■ GOAL OF THE EXERCISE
Scan the material below for the string "model", and copy every line where it shows up.

Records from a collection
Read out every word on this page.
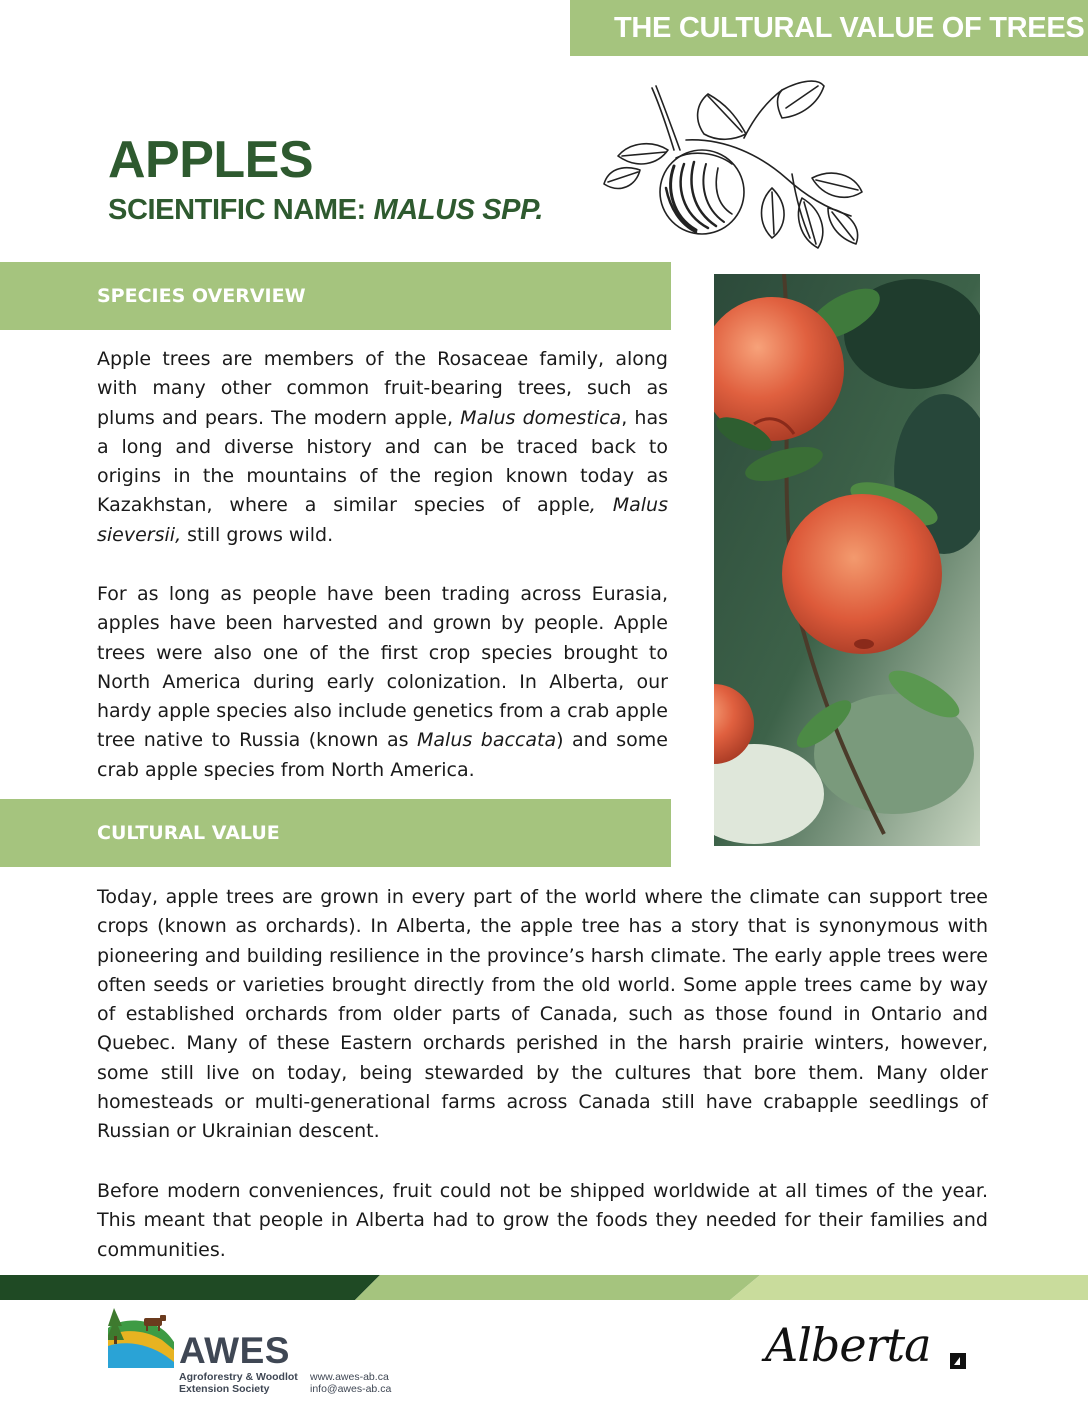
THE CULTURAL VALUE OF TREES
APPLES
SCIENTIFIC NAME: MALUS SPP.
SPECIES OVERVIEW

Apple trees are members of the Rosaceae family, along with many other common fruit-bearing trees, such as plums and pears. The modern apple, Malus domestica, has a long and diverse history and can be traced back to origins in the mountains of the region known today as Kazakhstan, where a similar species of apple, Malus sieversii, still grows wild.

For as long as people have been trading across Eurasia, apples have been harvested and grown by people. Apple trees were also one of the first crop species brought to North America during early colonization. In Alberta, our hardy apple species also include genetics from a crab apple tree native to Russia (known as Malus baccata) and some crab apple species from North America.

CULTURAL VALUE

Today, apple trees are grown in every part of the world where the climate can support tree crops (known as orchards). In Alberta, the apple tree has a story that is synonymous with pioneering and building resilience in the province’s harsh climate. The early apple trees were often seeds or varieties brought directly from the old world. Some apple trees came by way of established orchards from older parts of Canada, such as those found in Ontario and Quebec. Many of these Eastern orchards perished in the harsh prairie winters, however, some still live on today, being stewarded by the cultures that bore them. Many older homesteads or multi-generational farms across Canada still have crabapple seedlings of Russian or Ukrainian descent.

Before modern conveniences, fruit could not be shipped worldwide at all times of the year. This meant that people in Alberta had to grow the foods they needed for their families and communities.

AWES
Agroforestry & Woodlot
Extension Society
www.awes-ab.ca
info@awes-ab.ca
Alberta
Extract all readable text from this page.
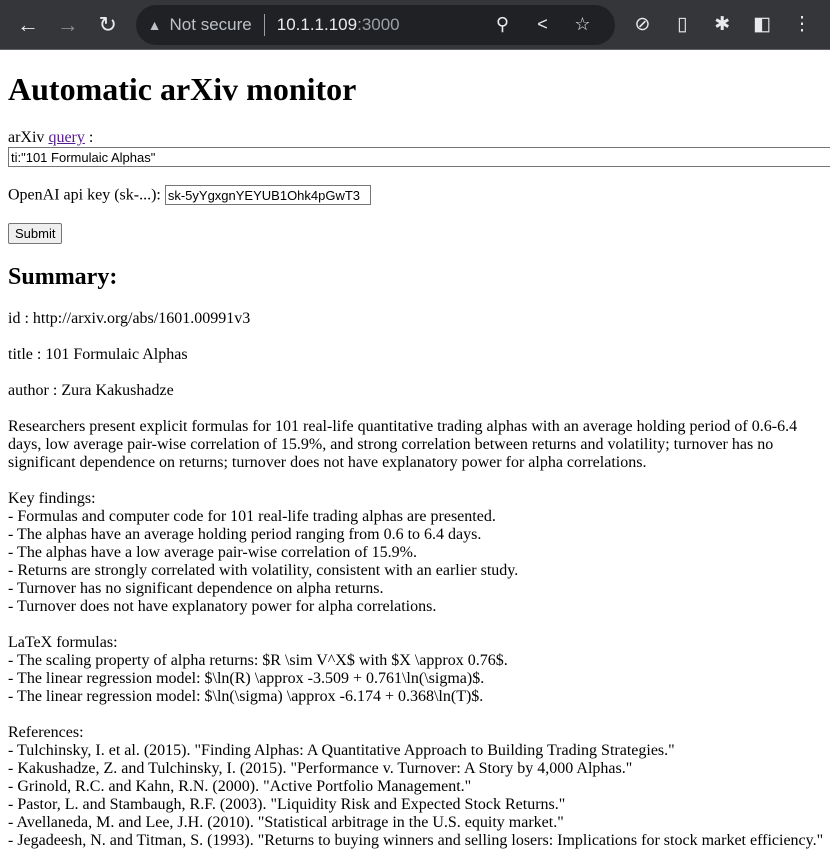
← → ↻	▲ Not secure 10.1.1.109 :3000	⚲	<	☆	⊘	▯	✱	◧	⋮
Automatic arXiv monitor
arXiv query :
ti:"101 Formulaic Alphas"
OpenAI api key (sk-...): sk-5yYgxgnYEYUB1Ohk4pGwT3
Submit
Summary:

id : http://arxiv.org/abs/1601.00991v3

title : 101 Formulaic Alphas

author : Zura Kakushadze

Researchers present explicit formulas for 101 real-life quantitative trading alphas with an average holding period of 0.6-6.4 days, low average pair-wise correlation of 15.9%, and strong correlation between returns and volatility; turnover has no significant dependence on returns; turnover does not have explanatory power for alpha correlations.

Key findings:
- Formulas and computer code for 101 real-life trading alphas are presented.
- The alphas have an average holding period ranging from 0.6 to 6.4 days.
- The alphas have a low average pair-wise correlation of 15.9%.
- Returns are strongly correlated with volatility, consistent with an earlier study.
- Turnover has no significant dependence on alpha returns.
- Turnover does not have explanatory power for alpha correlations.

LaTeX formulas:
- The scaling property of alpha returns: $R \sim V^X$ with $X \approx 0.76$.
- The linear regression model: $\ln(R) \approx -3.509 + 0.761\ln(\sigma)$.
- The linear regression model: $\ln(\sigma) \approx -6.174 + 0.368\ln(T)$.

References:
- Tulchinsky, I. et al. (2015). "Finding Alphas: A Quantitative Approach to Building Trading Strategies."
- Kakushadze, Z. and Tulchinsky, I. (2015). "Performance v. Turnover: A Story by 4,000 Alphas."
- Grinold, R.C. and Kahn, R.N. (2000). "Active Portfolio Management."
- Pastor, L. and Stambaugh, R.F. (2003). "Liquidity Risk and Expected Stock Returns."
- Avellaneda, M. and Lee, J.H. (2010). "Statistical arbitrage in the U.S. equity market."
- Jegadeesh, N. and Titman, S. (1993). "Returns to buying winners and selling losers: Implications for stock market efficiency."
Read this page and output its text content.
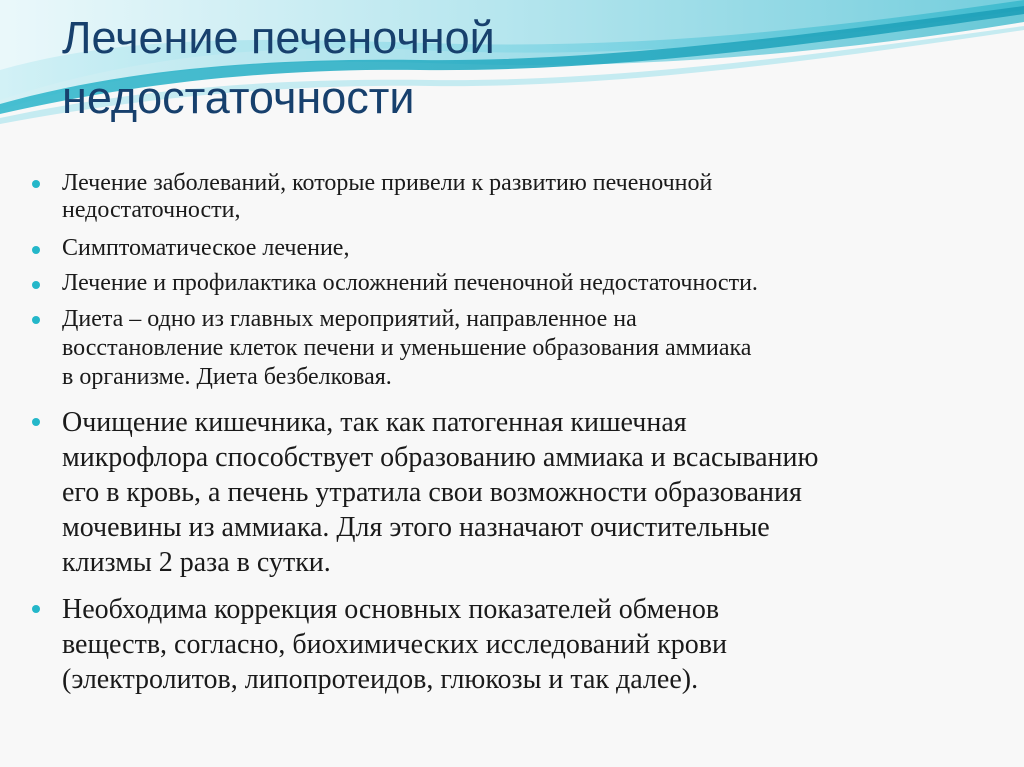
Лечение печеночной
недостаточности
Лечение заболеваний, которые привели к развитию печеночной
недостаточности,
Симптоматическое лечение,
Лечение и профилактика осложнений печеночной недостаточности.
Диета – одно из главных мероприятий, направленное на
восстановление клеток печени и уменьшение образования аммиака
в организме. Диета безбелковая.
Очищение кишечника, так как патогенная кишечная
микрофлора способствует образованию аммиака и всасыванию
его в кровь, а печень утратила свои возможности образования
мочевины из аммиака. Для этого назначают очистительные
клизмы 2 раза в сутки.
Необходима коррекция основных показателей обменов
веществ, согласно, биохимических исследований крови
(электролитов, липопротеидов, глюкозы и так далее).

■ FULL SOLUTION
- The linear regression model: $\ln(R) \approx -3.509 + 0.761\ln(\sigma)$.
- The linear regression model: $\ln(\sigma) \approx -6.174 + 0.368\ln(T)$.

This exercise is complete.